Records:

** START **

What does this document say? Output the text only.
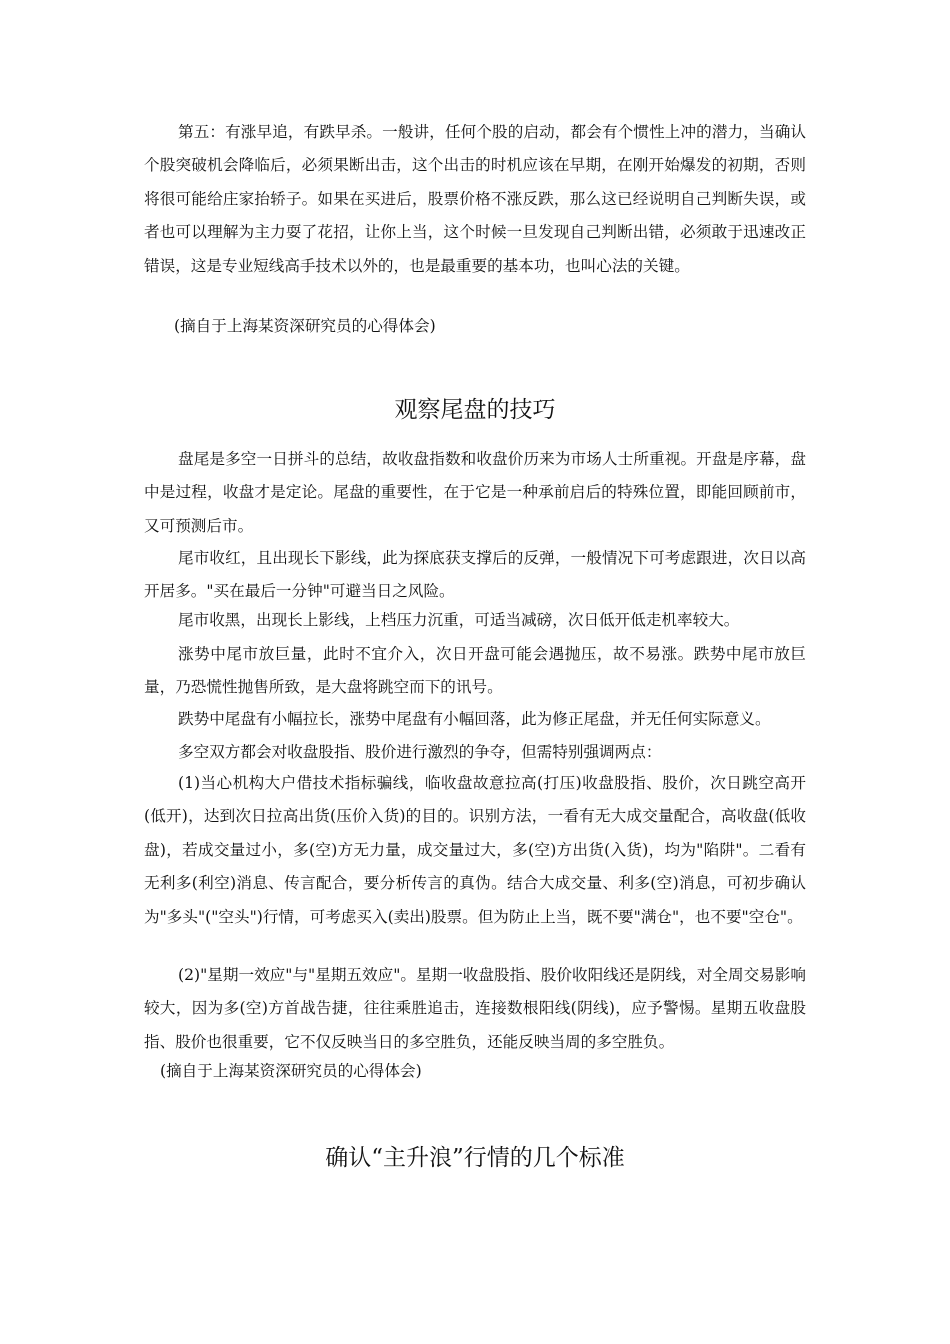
第五：有涨早追，有跌早杀。一般讲，任何个股的启动，都会有个惯性上冲的潜力，当确认个股突破机会降临后，必须果断出击，这个出击的时机应该在早期，在刚开始爆发的初期，否则将很可能给庄家抬轿子。如果在买进后，股票价格不涨反跌，那么这已经说明自己判断失误，或者也可以理解为主力耍了花招，让你上当，这个时候一旦发现自己判断出错，必须敢于迅速改正错误，这是专业短线高手技术以外的，也是最重要的基本功，也叫心法的关键。

(摘自于上海某资深研究员的心得体会)

观察尾盘的技巧

盘尾是多空一日拼斗的总结，故收盘指数和收盘价历来为市场人士所重视。开盘是序幕，盘中是过程，收盘才是定论。尾盘的重要性，在于它是一种承前启后的特殊位置，即能回顾前市，又可预测后市。

尾市收红，且出现长下影线，此为探底获支撑后的反弹，一般情况下可考虑跟进，次日以高开居多。"买在最后一分钟"可避当日之风险。

尾市收黑，出现长上影线，上档压力沉重，可适当减磅，次日低开低走机率较大。

涨势中尾市放巨量，此时不宜介入，次日开盘可能会遇抛压，故不易涨。跌势中尾市放巨量，乃恐慌性抛售所致，是大盘将跳空而下的讯号。

跌势中尾盘有小幅拉长，涨势中尾盘有小幅回落，此为修正尾盘，并无任何实际意义。

多空双方都会对收盘股指、股价进行激烈的争夺，但需特别强调两点：

(1)当心机构大户借技术指标骗线，临收盘故意拉高(打压)收盘股指、股价，次日跳空高开(低开)，达到次日拉高出货(压价入货)的目的。识别方法，一看有无大成交量配合，高收盘(低收盘)，若成交量过小，多(空)方无力量，成交量过大，多(空)方出货(入货)，均为"陷阱"。二看有无利多(利空)消息、传言配合，要分析传言的真伪。结合大成交量、利多(空)消息，可初步确认为"多头"("空头")行情，可考虑买入(卖出)股票。但为防止上当，既不要"满仓"，也不要"空仓"。

(2)"星期一效应"与"星期五效应"。星期一收盘股指、股价收阳线还是阴线，对全周交易影响较大，因为多(空)方首战告捷，往往乘胜追击，连接数根阳线(阴线)，应予警惕。星期五收盘股指、股价也很重要，它不仅反映当日的多空胜负，还能反映当周的多空胜负。

(摘自于上海某资深研究员的心得体会)

确认“主升浪”行情的几个标准
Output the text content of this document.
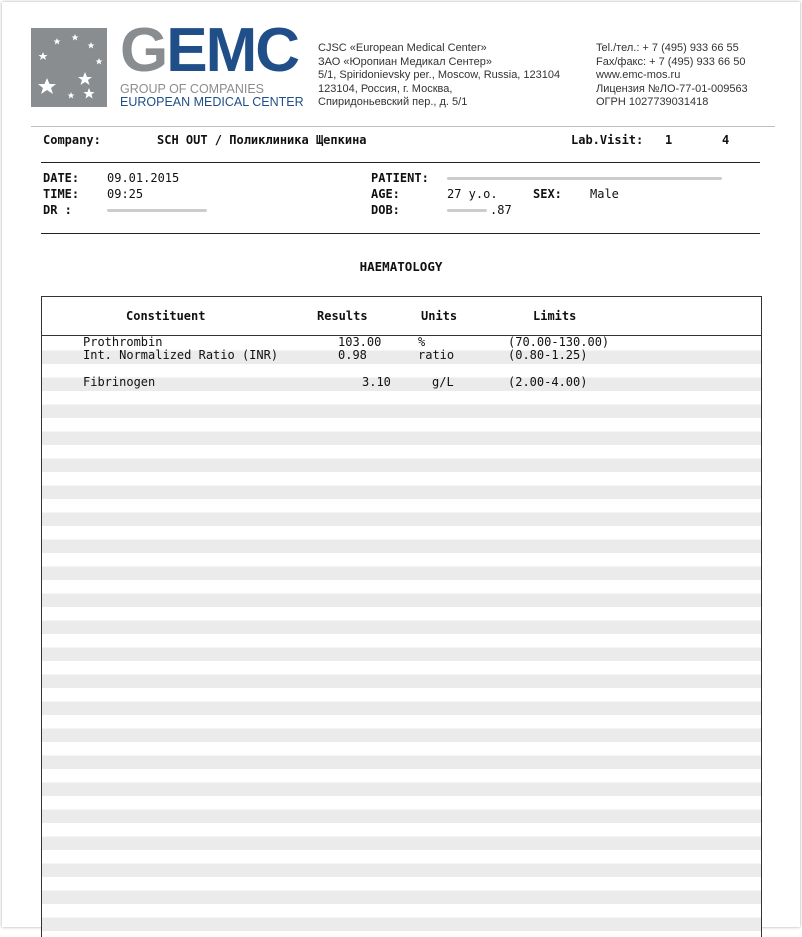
GEMC
GROUP OF COMPANIES
EUROPEAN MEDICAL CENTER
CJSC «European Medical Center»
ЗАО «Юропиан Медикал Сентер»
5/1, Spiridonievsky per., Moscow, Russia, 123104
123104, Россия, г. Москва,
Спиридоньевский пер., д. 5/1
Tel./тел.: + 7 (495) 933 66 55
Fax/факс: + 7 (495) 933 66 50
www.emc-mos.ru
Лицензия №ЛО-77-01-009563
ОГРН 1027739031418
Company:	SCH OUT / Поликлиника Щепкина	Lab.Visit: 1	4
DATE: 09.01.2015
TIME: 09:25
DR :
PATIENT:
AGE:	27 y.o.	SEX: Male
DOB:	.87
HAEMATOLOGY
Constituent	Results	Units	Limits
Prothrombin	103.00	%	(70.00-130.00)
Int. Normalized Ratio (INR)	0.98	ratio	(0.80-1.25)
Fibrinogen	3.10	g/L	(2.00-4.00)
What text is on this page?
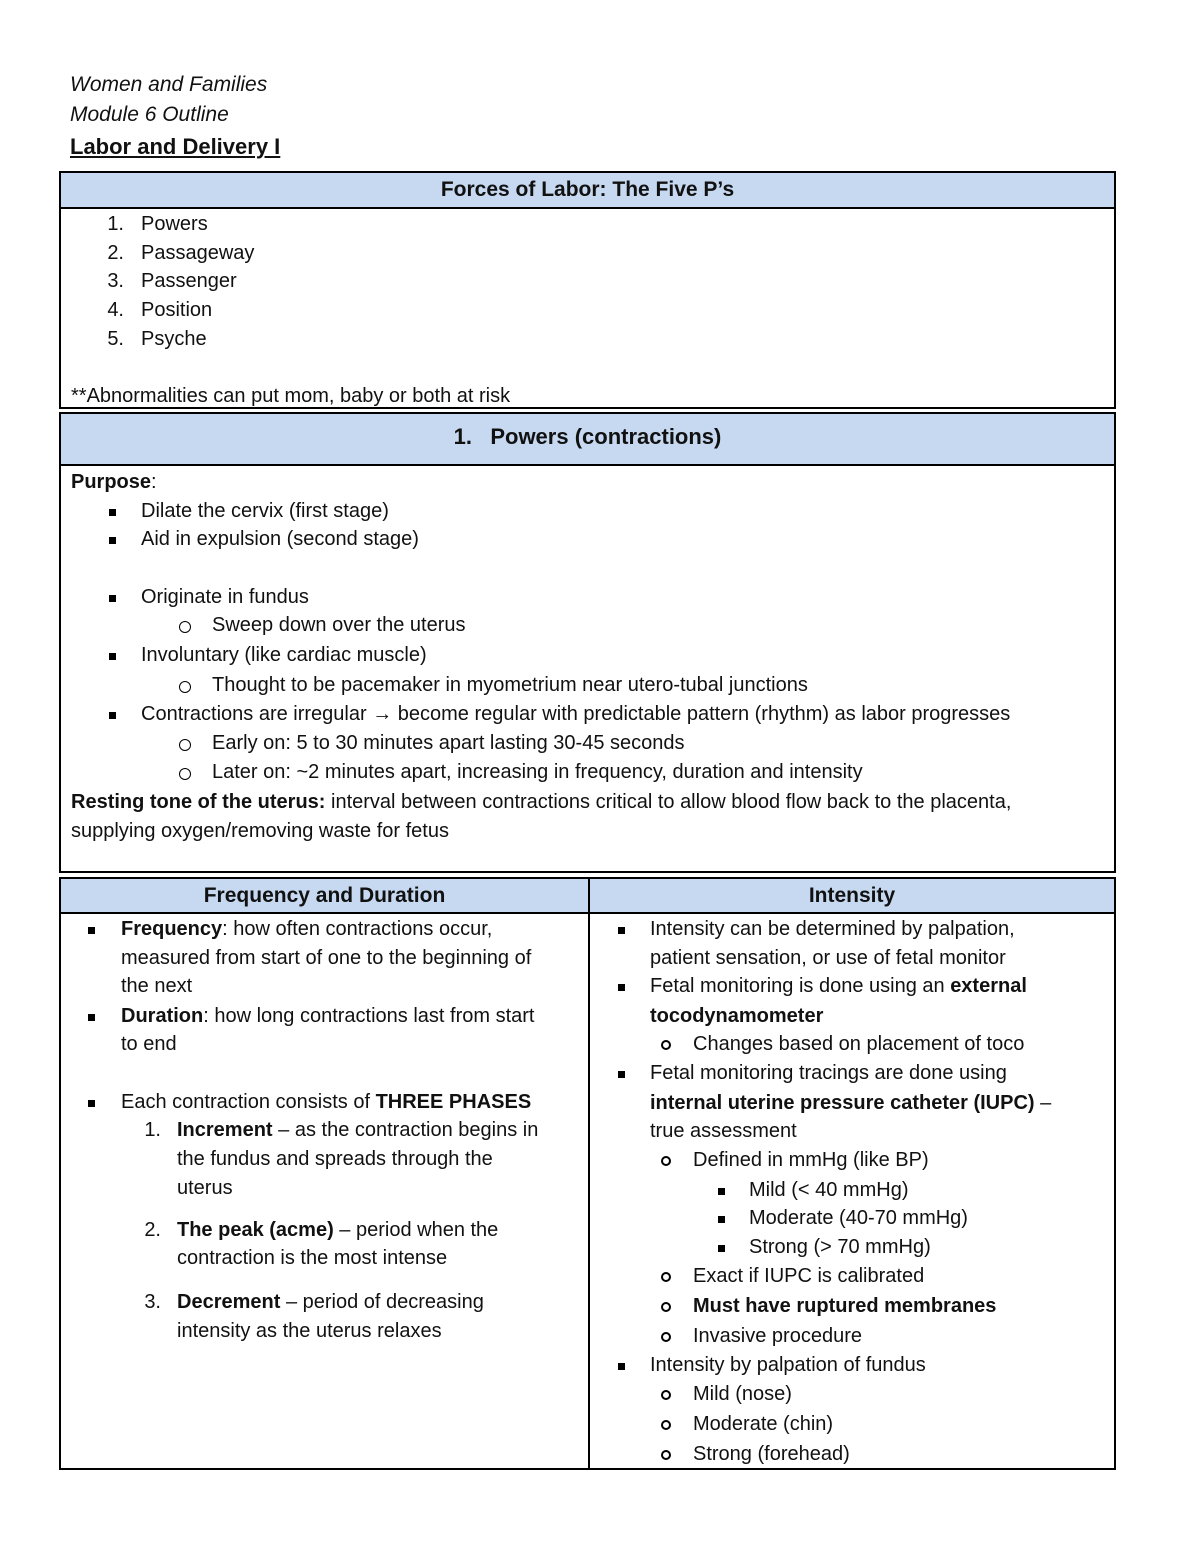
Women and Families
Module 6 Outline
Labor and Delivery I
Forces of Labor: The Five P’s
1. Powers
2. Passageway
3. Passenger
4. Position
5. Psyche
**Abnormalities can put mom, baby or both at risk
1. Powers (contractions)
Purpose:
Dilate the cervix (first stage)
Aid in expulsion (second stage)
Originate in fundus
Sweep down over the uterus
Involuntary (like cardiac muscle)
Thought to be pacemaker in myometrium near utero-tubal junctions
Contractions are irregular → become regular with predictable pattern (rhythm) as labor progresses
Early on: 5 to 30 minutes apart lasting 30-45 seconds
Later on: ~2 minutes apart, increasing in frequency, duration and intensity
Resting tone of the uterus: interval between contractions critical to allow blood flow back to the placenta,
supplying oxygen/removing waste for fetus
Frequency and Duration	Intensity
Frequency: how often contractions occur,
measured from start of one to the beginning of
the next
Duration: how long contractions last from start
to end
Each contraction consists of THREE PHASES
1. Increment – as the contraction begins in
the fundus and spreads through the
uterus
2. The peak (acme) – period when the
contraction is the most intense
3. Decrement – period of decreasing
intensity as the uterus relaxes
Intensity can be determined by palpation,
patient sensation, or use of fetal monitor
Fetal monitoring is done using an external
tocodynamometer
Changes based on placement of toco
Fetal monitoring tracings are done using
internal uterine pressure catheter (IUPC) –
true assessment
Defined in mmHg (like BP)
Mild (< 40 mmHg)
Moderate (40-70 mmHg)
Strong (> 70 mmHg)
Exact if IUPC is calibrated
Must have ruptured membranes
Invasive procedure
Intensity by palpation of fundus
Mild (nose)
Moderate (chin)
Strong (forehead)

** END **

» Work instructions:
Copy each line in full and exactly, omitting any picture.

» Finished exercise:
What does this document say? Output the text only.
第五：有涨早追，有跌早杀。一般讲，任何个股的启动，都会有个惯性上冲的潜力，当确认个股突破机会降临后，必须果断出击，这个出击的时机应该在早期，在刚开始爆发的初期，否则将很可能给庄家抬轿子。如果在买进后，股票价格不涨反跌，那么这已经说明自己判断失误，或者也可以理解为主力耍了花招，让你上当，这个时候一旦发现自己判断出错，必须敢于迅速改正错误，这是专业短线高手技术以外的，也是最重要的基本功，也叫心法的关键。

(摘自于上海某资深研究员的心得体会)

观察尾盘的技巧

盘尾是多空一日拼斗的总结，故收盘指数和收盘价历来为市场人士所重视。开盘是序幕，盘中是过程，收盘才是定论。尾盘的重要性，在于它是一种承前启后的特殊位置，即能回顾前市，又可预测后市。

尾市收红，且出现长下影线，此为探底获支撑后的反弹，一般情况下可考虑跟进，次日以高开居多。"买在最后一分钟"可避当日之风险。

尾市收黑，出现长上影线，上档压力沉重，可适当减磅，次日低开低走机率较大。

涨势中尾市放巨量，此时不宜介入，次日开盘可能会遇抛压，故不易涨。跌势中尾市放巨量，乃恐慌性抛售所致，是大盘将跳空而下的讯号。

跌势中尾盘有小幅拉长，涨势中尾盘有小幅回落，此为修正尾盘，并无任何实际意义。

多空双方都会对收盘股指、股价进行激烈的争夺，但需特别强调两点：

(1)当心机构大户借技术指标骗线，临收盘故意拉高(打压)收盘股指、股价，次日跳空高开(低开)，达到次日拉高出货(压价入货)的目的。识别方法，一看有无大成交量配合，高收盘(低收盘)，若成交量过小，多(空)方无力量，成交量过大，多(空)方出货(入货)，均为"陷阱"。二看有无利多(利空)消息、传言配合，要分析传言的真伪。结合大成交量、利多(空)消息，可初步确认为"多头"("空头")行情，可考虑买入(卖出)股票。但为防止上当，既不要"满仓"，也不要"空仓"。

(2)"星期一效应"与"星期五效应"。星期一收盘股指、股价收阳线还是阴线，对全周交易影响较大，因为多(空)方首战告捷，往往乘胜追击，连接数根阳线(阴线)，应予警惕。星期五收盘股指、股价也很重要，它不仅反映当日的多空胜负，还能反映当周的多空胜负。

(摘自于上海某资深研究员的心得体会)

确认“主升浪”行情的几个标准
Output the text content of this document.
GEMC
GROUP OF COMPANIES
EUROPEAN MEDICAL CENTER
CJSC «European Medical Center»
ЗАО «Юропиан Медикал Сентер»
5/1, Spiridonievsky per., Moscow, Russia, 123104
123104, Россия, г. Москва,
Спиридоньевский пер., д. 5/1
Tel./тел.: + 7 (495) 933 66 55
Fax/факс: + 7 (495) 933 66 50
www.emc-mos.ru
Лицензия №ЛО-77-01-009563
ОГРН 1027739031418
Company:	SCH OUT / Поликлиника Щепкина	Lab.Visit: 1	4
DATE: 09.01.2015
TIME: 09:25
DR :
PATIENT:
AGE:	27 y.o.	SEX: Male
DOB:	.87
HAEMATOLOGY
Constituent	Results	Units	Limits
Prothrombin	103.00	%	(70.00-130.00)
Int. Normalized Ratio (INR)	0.98	ratio	(0.80-1.25)
Fibrinogen	3.10	g/L	(2.00-4.00)
What text is on this page?
Women and Families
Module 6 Outline
Labor and Delivery I
Forces of Labor: The Five P’s
1. Powers
2. Passageway
3. Passenger
4. Position
5. Psyche
**Abnormalities can put mom, baby or both at risk
1. Powers (contractions)
Purpose:
Dilate the cervix (first stage)
Aid in expulsion (second stage)
Originate in fundus
Sweep down over the uterus
Involuntary (like cardiac muscle)
Thought to be pacemaker in myometrium near utero-tubal junctions
Contractions are irregular → become regular with predictable pattern (rhythm) as labor progresses
Early on: 5 to 30 minutes apart lasting 30-45 seconds
Later on: ~2 minutes apart, increasing in frequency, duration and intensity
Resting tone of the uterus: interval between contractions critical to allow blood flow back to the placenta,
supplying oxygen/removing waste for fetus
Frequency and Duration	Intensity
Frequency: how often contractions occur,
measured from start of one to the beginning of
the next
Duration: how long contractions last from start
to end
Each contraction consists of THREE PHASES
1. Increment – as the contraction begins in
the fundus and spreads through the
uterus
2. The peak (acme) – period when the
contraction is the most intense
3. Decrement – period of decreasing
intensity as the uterus relaxes
Intensity can be determined by palpation,
patient sensation, or use of fetal monitor
Fetal monitoring is done using an external
tocodynamometer
Changes based on placement of toco
Fetal monitoring tracings are done using
internal uterine pressure catheter (IUPC) –
true assessment
Defined in mmHg (like BP)
Mild (< 40 mmHg)
Moderate (40-70 mmHg)
Strong (> 70 mmHg)
Exact if IUPC is calibrated
Must have ruptured membranes
Invasive procedure
Intensity by palpation of fundus
Mild (nose)
Moderate (chin)
Strong (forehead)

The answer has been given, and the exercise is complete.